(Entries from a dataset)
------------------------------------
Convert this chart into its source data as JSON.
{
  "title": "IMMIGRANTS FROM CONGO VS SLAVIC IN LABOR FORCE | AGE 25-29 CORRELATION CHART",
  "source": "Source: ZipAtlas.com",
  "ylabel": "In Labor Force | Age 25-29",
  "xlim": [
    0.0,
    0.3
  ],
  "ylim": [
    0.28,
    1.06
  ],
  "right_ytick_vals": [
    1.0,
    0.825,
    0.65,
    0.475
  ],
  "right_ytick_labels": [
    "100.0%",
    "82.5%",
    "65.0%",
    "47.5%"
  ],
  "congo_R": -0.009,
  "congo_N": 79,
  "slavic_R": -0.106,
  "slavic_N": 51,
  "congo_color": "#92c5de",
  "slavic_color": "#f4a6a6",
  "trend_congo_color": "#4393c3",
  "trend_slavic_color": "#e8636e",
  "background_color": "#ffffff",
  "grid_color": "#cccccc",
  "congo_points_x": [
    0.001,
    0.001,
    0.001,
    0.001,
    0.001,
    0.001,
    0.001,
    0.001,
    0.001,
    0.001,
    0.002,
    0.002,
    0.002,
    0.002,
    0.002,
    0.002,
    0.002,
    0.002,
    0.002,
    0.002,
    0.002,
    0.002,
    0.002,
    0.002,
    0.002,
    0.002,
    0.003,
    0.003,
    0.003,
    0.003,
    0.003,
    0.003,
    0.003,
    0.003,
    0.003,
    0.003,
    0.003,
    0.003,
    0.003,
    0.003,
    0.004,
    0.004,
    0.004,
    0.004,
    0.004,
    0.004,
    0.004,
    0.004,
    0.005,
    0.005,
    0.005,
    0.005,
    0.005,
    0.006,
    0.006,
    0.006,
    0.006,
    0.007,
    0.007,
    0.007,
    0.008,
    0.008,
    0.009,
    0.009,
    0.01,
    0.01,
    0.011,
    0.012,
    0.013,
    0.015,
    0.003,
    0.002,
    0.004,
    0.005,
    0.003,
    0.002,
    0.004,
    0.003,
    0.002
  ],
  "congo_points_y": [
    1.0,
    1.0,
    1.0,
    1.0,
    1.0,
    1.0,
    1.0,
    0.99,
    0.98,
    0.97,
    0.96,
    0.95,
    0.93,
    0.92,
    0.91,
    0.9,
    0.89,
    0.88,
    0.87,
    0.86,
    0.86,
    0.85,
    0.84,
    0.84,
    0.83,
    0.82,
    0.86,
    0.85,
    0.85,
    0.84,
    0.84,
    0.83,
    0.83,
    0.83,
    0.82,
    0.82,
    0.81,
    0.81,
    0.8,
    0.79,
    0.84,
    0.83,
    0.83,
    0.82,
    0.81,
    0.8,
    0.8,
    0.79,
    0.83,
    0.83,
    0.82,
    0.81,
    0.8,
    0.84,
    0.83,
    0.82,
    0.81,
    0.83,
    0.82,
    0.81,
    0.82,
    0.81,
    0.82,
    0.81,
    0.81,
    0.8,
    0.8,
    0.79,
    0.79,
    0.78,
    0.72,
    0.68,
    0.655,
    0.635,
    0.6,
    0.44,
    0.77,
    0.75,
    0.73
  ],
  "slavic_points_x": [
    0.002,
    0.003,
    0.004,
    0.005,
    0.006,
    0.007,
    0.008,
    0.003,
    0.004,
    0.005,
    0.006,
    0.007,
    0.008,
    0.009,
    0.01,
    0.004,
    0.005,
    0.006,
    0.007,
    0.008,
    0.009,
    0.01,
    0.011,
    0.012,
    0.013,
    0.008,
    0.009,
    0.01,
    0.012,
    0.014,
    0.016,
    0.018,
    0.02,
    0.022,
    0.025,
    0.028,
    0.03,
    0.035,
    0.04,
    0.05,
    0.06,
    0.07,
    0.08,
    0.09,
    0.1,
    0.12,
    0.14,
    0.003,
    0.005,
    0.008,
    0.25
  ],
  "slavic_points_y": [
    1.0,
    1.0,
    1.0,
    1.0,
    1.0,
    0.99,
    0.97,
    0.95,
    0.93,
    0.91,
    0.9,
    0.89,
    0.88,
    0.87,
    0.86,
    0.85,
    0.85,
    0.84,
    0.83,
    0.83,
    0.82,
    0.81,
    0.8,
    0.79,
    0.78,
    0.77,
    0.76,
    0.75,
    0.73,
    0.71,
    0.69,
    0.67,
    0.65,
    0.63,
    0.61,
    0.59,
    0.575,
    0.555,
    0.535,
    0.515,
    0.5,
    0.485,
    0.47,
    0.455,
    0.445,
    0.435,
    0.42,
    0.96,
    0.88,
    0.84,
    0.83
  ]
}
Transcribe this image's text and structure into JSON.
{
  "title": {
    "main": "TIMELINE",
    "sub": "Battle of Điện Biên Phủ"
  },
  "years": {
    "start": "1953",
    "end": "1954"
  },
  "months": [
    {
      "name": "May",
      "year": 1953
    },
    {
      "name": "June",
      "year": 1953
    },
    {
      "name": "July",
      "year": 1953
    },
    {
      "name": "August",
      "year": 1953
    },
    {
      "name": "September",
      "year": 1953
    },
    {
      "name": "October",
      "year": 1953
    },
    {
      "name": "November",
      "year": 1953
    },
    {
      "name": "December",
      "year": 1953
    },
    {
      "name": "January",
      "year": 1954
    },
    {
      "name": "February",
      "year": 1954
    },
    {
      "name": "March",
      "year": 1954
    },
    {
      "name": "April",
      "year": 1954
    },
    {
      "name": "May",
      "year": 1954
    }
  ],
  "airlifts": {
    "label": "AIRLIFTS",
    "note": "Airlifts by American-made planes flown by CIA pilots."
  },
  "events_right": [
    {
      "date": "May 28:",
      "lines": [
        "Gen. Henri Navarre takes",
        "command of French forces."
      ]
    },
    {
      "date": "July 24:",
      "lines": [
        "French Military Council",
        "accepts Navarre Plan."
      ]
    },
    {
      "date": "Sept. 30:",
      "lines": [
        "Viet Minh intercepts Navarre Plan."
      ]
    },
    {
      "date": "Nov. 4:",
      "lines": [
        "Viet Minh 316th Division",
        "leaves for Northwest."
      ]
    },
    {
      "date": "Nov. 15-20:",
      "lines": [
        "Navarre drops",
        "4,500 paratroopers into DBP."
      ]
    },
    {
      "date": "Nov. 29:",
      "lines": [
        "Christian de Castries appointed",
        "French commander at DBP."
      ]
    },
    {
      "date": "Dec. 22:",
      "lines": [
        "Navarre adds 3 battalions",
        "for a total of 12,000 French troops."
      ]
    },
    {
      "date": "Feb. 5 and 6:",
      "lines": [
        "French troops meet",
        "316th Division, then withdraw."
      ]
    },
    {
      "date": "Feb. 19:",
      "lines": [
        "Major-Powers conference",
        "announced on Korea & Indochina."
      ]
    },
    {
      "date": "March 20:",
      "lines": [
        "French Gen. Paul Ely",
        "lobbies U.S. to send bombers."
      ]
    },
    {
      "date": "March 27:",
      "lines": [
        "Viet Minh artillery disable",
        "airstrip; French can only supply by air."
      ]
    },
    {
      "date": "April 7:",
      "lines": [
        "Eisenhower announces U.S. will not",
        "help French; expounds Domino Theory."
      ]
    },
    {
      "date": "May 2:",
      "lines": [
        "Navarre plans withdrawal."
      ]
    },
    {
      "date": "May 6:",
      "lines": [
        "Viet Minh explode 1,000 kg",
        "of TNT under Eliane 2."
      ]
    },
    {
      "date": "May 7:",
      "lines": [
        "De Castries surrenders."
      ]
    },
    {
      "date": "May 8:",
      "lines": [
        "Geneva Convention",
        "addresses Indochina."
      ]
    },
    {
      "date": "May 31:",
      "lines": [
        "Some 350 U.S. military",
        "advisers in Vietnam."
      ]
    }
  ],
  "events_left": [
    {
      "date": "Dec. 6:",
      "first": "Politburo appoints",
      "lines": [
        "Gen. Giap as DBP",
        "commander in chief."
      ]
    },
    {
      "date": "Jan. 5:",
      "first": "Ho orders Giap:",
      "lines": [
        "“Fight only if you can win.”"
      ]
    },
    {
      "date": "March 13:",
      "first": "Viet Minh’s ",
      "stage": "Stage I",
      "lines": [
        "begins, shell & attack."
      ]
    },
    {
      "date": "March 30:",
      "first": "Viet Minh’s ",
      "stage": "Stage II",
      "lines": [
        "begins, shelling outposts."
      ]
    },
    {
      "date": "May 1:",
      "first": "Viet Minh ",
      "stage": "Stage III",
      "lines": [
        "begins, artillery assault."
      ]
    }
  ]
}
------------------------------------
_DO THIS_.
Lines holding the word "JSON" in the entries above are the ones to pull out. Copy them all.

_SOLUTION FOR THIS PROBLEM_.
Convert this chart into its source data as JSON.
Transcribe this image's text and structure into JSON.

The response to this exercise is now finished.